[Data items]
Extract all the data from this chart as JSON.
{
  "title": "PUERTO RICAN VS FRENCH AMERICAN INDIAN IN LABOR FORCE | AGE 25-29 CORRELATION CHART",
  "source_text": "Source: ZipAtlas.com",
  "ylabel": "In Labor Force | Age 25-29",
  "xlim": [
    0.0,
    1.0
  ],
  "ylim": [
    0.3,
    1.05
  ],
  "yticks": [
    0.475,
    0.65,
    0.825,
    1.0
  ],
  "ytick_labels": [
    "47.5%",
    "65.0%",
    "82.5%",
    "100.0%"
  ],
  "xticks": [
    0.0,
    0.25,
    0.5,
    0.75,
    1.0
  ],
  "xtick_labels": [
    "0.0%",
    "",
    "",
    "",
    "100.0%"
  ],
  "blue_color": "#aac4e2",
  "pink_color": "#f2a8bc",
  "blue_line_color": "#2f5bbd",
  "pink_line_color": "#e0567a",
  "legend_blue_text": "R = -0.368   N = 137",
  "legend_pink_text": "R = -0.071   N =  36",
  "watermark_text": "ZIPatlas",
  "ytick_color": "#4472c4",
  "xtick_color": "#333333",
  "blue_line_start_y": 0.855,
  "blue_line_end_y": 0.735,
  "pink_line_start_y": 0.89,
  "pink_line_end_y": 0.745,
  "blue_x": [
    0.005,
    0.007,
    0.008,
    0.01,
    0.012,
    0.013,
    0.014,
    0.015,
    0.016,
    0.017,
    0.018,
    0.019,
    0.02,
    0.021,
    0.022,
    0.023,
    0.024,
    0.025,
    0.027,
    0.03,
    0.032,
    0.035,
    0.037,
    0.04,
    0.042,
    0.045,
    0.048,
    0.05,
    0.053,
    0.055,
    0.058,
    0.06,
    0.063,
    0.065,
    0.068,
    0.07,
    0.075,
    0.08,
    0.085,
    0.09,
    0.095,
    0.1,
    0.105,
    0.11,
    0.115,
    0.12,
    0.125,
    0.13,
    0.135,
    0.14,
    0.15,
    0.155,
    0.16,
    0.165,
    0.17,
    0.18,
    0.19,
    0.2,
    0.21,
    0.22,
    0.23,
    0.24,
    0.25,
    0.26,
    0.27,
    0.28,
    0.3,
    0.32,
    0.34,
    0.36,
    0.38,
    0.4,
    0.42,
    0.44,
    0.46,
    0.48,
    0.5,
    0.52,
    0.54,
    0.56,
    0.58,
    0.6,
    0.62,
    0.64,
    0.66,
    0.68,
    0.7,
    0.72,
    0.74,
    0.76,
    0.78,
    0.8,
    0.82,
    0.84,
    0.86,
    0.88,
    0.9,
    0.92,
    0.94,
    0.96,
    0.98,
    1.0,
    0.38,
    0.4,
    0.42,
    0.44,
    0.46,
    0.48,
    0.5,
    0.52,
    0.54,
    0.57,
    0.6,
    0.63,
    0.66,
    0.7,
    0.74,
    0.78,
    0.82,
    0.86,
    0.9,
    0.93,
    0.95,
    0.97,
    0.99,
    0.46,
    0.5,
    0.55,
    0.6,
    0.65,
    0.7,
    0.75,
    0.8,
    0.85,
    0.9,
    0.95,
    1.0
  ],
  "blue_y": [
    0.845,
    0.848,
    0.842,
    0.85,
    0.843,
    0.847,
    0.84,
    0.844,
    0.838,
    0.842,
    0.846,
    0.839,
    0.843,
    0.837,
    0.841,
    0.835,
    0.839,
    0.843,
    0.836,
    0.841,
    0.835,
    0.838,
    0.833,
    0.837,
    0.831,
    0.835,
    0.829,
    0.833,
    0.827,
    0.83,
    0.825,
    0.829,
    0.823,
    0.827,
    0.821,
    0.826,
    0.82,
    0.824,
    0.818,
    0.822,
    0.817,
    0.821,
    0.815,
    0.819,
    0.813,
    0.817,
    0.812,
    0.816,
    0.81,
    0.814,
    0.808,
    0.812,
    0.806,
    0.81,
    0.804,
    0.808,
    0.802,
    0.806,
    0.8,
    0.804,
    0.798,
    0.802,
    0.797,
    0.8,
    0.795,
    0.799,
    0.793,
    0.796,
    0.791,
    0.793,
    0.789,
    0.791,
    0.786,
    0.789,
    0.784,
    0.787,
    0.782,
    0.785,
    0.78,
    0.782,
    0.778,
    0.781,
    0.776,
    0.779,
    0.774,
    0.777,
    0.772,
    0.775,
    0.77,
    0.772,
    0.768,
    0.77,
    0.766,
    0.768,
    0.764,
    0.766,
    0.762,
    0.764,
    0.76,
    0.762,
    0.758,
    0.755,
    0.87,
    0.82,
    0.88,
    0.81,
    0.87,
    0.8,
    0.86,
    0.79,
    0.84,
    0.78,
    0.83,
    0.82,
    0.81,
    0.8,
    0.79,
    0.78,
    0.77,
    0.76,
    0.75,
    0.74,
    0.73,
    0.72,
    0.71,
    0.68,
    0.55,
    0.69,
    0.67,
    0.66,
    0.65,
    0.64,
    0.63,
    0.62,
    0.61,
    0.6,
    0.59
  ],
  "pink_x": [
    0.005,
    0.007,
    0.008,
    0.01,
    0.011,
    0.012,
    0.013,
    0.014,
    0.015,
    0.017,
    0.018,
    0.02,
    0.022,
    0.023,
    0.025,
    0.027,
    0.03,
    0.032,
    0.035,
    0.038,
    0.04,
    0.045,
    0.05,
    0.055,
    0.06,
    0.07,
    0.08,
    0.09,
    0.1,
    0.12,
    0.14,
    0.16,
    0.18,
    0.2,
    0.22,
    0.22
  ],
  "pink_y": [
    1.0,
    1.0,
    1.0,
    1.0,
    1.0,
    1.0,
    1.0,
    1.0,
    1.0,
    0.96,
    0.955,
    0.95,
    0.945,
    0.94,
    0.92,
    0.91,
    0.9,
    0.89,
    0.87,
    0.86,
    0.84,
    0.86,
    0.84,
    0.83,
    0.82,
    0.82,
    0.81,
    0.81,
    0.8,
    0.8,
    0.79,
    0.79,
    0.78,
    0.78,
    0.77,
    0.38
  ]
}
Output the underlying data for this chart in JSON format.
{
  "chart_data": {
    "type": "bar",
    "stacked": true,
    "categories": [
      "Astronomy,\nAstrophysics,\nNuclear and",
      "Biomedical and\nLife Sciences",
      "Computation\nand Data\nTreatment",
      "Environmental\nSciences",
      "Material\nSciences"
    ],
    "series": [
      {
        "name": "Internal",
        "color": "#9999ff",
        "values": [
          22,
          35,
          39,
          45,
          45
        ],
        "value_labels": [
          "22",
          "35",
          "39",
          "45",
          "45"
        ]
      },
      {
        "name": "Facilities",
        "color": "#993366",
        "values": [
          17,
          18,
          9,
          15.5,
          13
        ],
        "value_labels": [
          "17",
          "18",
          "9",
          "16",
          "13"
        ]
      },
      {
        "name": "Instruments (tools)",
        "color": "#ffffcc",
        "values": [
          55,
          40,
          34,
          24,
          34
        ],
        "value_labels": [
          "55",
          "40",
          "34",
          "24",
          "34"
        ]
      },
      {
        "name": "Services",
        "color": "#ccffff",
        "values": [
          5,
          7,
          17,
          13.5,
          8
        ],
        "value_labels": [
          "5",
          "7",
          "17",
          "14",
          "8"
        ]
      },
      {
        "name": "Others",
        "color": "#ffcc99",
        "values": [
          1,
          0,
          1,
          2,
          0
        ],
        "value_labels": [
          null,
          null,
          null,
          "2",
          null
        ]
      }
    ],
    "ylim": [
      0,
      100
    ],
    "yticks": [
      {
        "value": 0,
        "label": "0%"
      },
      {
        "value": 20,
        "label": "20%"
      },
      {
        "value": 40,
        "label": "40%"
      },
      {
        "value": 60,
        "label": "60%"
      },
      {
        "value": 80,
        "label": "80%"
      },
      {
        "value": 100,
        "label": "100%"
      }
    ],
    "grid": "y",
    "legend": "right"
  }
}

TASK STATEMENT ->
Count the lines above that contain the word "name", and give only that number.

WRITTEN REPLY ->
5